-- begin Extracted entries --

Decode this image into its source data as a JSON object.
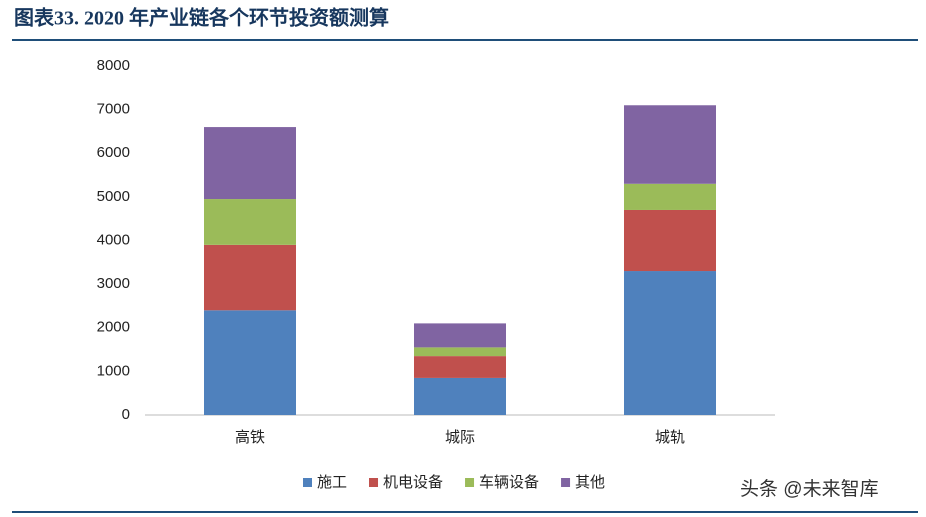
{
  "chart_data": {
    "type": "stacked-bar",
    "title": "图表33.  2020 年产业链各个环节投资额测算",
    "categories": [
      "高铁",
      "城际",
      "城轨"
    ],
    "series": [
      {
        "name": "施工",
        "color": "#4f81bd",
        "values": [
          2400,
          850,
          3300
        ]
      },
      {
        "name": "机电设备",
        "color": "#c0504d",
        "values": [
          1500,
          500,
          1400
        ]
      },
      {
        "name": "车辆设备",
        "color": "#9bbb59",
        "values": [
          1050,
          200,
          600
        ]
      },
      {
        "name": "其他",
        "color": "#8064a2",
        "values": [
          1650,
          550,
          1800
        ]
      }
    ],
    "ylim": [
      0,
      8000
    ],
    "yticks": [
      0,
      1000,
      2000,
      3000,
      4000,
      5000,
      6000,
      7000,
      8000
    ],
    "legend": "bottom"
  },
  "watermark": "头条 @未来智库"
}
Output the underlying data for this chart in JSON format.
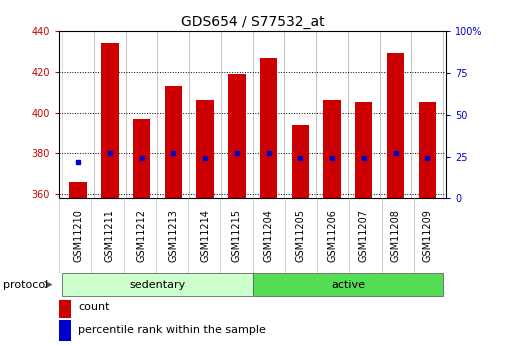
{
  "title": "GDS654 / S77532_at",
  "samples": [
    "GSM11210",
    "GSM11211",
    "GSM11212",
    "GSM11213",
    "GSM11214",
    "GSM11215",
    "GSM11204",
    "GSM11205",
    "GSM11206",
    "GSM11207",
    "GSM11208",
    "GSM11209"
  ],
  "count_values": [
    366,
    434,
    397,
    413,
    406,
    419,
    427,
    394,
    406,
    405,
    429,
    405
  ],
  "percentile_values": [
    376,
    380,
    378,
    380,
    378,
    380,
    380,
    378,
    378,
    378,
    380,
    378
  ],
  "y_min": 358,
  "y_max": 440,
  "y_ticks": [
    360,
    380,
    400,
    420,
    440
  ],
  "y2_ticks": [
    0,
    25,
    50,
    75,
    100
  ],
  "bar_color": "#cc0000",
  "percentile_color": "#0000cc",
  "groups": [
    {
      "label": "sedentary",
      "start": 0,
      "end": 6,
      "color": "#ccffcc"
    },
    {
      "label": "active",
      "start": 6,
      "end": 12,
      "color": "#55dd55"
    }
  ],
  "protocol_label": "protocol",
  "legend_count": "count",
  "legend_percentile": "percentile rank within the sample",
  "bar_width": 0.55,
  "left_tick_color": "#cc0000",
  "right_tick_color": "#0000cc",
  "title_fontsize": 10,
  "tick_fontsize": 7,
  "label_fontsize": 8,
  "group_fontsize": 8
}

-- end Extracted entries --

-- To be done --
Copy out all the data exactly; skip the pictures.

-- Task answer --
Decode this image into its source data as a JSON object.
{
  "chart_data": {
    "type": "stacked-bar",
    "title": "图表33.  2020 年产业链各个环节投资额测算",
    "categories": [
      "高铁",
      "城际",
      "城轨"
    ],
    "series": [
      {
        "name": "施工",
        "color": "#4f81bd",
        "values": [
          2400,
          850,
          3300
        ]
      },
      {
        "name": "机电设备",
        "color": "#c0504d",
        "values": [
          1500,
          500,
          1400
        ]
      },
      {
        "name": "车辆设备",
        "color": "#9bbb59",
        "values": [
          1050,
          200,
          600
        ]
      },
      {
        "name": "其他",
        "color": "#8064a2",
        "values": [
          1650,
          550,
          1800
        ]
      }
    ],
    "ylim": [
      0,
      8000
    ],
    "yticks": [
      0,
      1000,
      2000,
      3000,
      4000,
      5000,
      6000,
      7000,
      8000
    ],
    "legend": "bottom"
  },
  "watermark": "头条 @未来智库"
}
Output the underlying data for this chart in JSON format.
{
  "title": "GDS654 / S77532_at",
  "samples": [
    "GSM11210",
    "GSM11211",
    "GSM11212",
    "GSM11213",
    "GSM11214",
    "GSM11215",
    "GSM11204",
    "GSM11205",
    "GSM11206",
    "GSM11207",
    "GSM11208",
    "GSM11209"
  ],
  "count_values": [
    366,
    434,
    397,
    413,
    406,
    419,
    427,
    394,
    406,
    405,
    429,
    405
  ],
  "percentile_values": [
    376,
    380,
    378,
    380,
    378,
    380,
    380,
    378,
    378,
    378,
    380,
    378
  ],
  "y_min": 358,
  "y_max": 440,
  "y_ticks": [
    360,
    380,
    400,
    420,
    440
  ],
  "y2_ticks": [
    0,
    25,
    50,
    75,
    100
  ],
  "bar_color": "#cc0000",
  "percentile_color": "#0000cc",
  "groups": [
    {
      "label": "sedentary",
      "start": 0,
      "end": 6,
      "color": "#ccffcc"
    },
    {
      "label": "active",
      "start": 6,
      "end": 12,
      "color": "#55dd55"
    }
  ],
  "protocol_label": "protocol",
  "legend_count": "count",
  "legend_percentile": "percentile rank within the sample",
  "bar_width": 0.55,
  "left_tick_color": "#cc0000",
  "right_tick_color": "#0000cc",
  "title_fontsize": 10,
  "tick_fontsize": 7,
  "label_fontsize": 8,
  "group_fontsize": 8
}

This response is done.